**RAW RECORDS**
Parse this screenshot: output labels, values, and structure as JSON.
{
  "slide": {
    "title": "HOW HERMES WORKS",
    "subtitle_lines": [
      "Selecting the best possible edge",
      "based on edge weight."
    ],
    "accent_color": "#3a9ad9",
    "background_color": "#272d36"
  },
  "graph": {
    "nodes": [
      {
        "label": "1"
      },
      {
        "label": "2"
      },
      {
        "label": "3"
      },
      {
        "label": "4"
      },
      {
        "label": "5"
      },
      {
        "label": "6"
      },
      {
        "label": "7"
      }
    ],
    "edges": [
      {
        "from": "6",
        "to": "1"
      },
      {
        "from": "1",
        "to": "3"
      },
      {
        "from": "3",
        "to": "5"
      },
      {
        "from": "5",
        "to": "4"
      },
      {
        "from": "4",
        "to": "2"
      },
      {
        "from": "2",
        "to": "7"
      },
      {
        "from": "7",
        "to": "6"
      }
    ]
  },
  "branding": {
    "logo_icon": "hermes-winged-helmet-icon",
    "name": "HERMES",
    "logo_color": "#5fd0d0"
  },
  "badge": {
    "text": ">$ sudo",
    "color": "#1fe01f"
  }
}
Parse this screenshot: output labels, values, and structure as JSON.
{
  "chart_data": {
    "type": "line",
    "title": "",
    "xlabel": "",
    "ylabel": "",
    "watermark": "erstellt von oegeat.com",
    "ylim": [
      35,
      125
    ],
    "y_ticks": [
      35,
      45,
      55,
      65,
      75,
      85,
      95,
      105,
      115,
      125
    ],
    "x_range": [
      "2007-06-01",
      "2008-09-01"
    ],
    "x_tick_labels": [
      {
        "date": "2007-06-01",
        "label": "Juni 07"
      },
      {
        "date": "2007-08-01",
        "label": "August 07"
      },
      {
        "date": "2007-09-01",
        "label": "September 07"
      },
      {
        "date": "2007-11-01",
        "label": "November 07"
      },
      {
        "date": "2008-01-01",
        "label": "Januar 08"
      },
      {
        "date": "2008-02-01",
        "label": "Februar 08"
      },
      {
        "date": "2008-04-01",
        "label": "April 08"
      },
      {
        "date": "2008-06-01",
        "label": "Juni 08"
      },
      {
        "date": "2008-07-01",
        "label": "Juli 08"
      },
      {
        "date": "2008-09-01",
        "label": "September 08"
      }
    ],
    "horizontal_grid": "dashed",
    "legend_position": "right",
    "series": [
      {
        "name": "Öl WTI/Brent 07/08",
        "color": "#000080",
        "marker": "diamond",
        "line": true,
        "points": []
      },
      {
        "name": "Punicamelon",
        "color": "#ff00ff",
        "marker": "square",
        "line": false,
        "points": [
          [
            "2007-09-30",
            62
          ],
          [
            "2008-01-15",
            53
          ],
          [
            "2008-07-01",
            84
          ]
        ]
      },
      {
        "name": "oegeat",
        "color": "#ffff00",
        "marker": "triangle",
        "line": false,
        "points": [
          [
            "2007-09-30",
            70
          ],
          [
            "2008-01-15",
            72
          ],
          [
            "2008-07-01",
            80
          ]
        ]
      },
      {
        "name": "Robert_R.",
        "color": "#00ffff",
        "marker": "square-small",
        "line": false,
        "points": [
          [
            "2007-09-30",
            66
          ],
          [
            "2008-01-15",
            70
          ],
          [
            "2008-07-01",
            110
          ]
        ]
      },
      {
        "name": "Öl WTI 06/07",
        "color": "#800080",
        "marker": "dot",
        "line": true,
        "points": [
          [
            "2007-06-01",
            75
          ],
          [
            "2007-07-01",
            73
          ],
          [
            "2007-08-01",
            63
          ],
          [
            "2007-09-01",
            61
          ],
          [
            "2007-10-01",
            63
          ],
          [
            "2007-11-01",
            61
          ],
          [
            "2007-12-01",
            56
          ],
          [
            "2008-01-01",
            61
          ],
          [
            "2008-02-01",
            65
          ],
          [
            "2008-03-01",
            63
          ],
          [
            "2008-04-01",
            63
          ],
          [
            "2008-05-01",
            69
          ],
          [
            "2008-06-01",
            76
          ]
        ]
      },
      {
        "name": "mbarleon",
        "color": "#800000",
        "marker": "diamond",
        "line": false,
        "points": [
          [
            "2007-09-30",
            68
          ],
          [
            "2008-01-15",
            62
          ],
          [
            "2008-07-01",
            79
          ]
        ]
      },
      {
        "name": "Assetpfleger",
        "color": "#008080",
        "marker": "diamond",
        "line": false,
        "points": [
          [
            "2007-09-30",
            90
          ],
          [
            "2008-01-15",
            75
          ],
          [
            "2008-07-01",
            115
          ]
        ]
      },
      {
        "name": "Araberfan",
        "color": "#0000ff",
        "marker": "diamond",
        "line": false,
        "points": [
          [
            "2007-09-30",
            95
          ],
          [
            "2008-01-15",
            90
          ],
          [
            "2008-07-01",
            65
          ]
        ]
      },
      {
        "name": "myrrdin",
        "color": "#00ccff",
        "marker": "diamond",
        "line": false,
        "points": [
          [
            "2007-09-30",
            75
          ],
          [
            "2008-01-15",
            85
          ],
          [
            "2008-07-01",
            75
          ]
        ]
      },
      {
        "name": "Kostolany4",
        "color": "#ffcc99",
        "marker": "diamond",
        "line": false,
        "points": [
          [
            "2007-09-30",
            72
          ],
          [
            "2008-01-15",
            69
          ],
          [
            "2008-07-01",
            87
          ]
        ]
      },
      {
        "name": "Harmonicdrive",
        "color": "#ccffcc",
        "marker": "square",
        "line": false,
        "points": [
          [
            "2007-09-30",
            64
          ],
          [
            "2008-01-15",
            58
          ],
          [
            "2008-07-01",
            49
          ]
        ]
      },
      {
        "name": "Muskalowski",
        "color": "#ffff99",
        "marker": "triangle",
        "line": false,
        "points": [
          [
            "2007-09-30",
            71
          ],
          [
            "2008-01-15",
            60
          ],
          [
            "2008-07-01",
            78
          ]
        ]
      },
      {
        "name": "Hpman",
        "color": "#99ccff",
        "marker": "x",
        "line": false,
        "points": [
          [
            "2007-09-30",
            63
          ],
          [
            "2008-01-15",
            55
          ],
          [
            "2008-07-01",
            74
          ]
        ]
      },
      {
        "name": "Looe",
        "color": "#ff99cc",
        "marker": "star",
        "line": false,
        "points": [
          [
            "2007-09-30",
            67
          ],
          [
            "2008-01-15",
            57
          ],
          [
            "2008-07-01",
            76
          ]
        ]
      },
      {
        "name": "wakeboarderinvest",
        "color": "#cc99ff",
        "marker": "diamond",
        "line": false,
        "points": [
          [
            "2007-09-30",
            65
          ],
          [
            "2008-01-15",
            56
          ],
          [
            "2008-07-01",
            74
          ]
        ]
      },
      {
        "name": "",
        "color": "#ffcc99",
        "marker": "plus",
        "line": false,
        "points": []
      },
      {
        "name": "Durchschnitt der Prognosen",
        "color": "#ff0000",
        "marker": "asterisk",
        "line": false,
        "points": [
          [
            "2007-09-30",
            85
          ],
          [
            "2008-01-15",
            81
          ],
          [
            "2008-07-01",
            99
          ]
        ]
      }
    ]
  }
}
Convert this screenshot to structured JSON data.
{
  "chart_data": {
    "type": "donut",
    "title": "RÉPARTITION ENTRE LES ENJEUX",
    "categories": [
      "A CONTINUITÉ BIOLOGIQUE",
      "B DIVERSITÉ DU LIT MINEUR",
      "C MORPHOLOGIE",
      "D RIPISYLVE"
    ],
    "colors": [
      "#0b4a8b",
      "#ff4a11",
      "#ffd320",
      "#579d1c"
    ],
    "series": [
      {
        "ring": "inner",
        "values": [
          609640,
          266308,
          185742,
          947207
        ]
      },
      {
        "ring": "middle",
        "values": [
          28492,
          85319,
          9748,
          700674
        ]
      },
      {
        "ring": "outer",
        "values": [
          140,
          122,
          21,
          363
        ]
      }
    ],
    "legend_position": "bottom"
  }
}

**TASK INSTRUCTIONS**
Report all lines of the data that include the word "oegeat".

**TASK ANSWER**
    "watermark": "erstellt von oegeat.com",
        "name": "oegeat",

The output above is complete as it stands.